Extracto de página:
▼

Todos los presidentes de Estados Unidos han sido hombres; muchos de ellos también han sido perros. De los 45 residentes de la Casa Blanca, 14 han sido conocidos, o considerablemente sospechosos, según un cálculo, de haberse comprometido en aventuras del corazón —o de la entrepierna— inadmisibles en tu clase de civismo de secundaria. “¡Vamos, esto es peor que el asesinato!”, se quejó Chester A. Arthur sobre los rumores de que él, viudo, tenía una aventura, y eso fue mucho antes de la aparición de la internet. Los devaneos de John F. Kennedy fueron por lo menos tan famosos como sus logros. Si los últimos parecen notoriamente magros, el tiempo que le dedicó al dúo de secretarias Fiddle y Faddle podría servir de explicación.

▲

Actividades:
1: Devuelve íntegro y sin ninguna alteración el fragmento sobre los presidentes de Estados Unidos.
2: Vuelve a escribir, tal como aparecen, todas las líneas de las entradas con listados de regiones y etiquetas.
El fragmento y las entradas son materiales independientes entre sí.

[Listados de regiones y etiquetas]
▼

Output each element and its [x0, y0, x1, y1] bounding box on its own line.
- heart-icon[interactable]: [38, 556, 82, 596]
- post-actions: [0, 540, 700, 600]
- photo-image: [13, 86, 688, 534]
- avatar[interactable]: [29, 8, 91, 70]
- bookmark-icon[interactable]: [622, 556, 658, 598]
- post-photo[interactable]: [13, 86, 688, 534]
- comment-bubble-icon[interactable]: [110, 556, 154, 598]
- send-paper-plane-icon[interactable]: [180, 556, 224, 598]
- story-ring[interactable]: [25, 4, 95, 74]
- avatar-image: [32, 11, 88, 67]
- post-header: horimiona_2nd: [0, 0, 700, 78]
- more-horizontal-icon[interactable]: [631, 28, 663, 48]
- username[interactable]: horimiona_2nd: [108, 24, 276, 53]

▲

Soluciones:
1:
Todos los presidentes de Estados Unidos han sido hombres; muchos de ellos también han sido perros. De los 45 residentes de la Casa Blanca, 14 han sido conocidos, o considerablemente sospechosos, según un cálculo, de haberse comprometido en aventuras del corazón —o de la entrepierna— inadmisibles en tu clase de civismo de secundaria. “¡Vamos, esto es peor que el asesinato!”, se quejó Chester A. Arthur sobre los rumores de que él, viudo, tenía una aventura, y eso fue mucho antes de la aparición de la internet. Los devaneos de John F. Kennedy fueron por lo menos tan famosos como sus logros. Si los últimos parecen notoriamente magros, el tiempo que le dedicó al dúo de secretarias Fiddle y Faddle podría servir de explicación.

2:
Output each element and its [x0, y0, x1, y1] bounding box on its own line.
- heart-icon[interactable]: [38, 556, 82, 596]
- post-actions: [0, 540, 700, 600]
- photo-image: [13, 86, 688, 534]
- avatar[interactable]: [29, 8, 91, 70]
- bookmark-icon[interactable]: [622, 556, 658, 598]
- post-photo[interactable]: [13, 86, 688, 534]
- comment-bubble-icon[interactable]: [110, 556, 154, 598]
- send-paper-plane-icon[interactable]: [180, 556, 224, 598]
- story-ring[interactable]: [25, 4, 95, 74]
- avatar-image: [32, 11, 88, 67]
- post-header: horimiona_2nd: [0, 0, 700, 78]
- more-horizontal-icon[interactable]: [631, 28, 663, 48]
- username[interactable]: horimiona_2nd: [108, 24, 276, 53]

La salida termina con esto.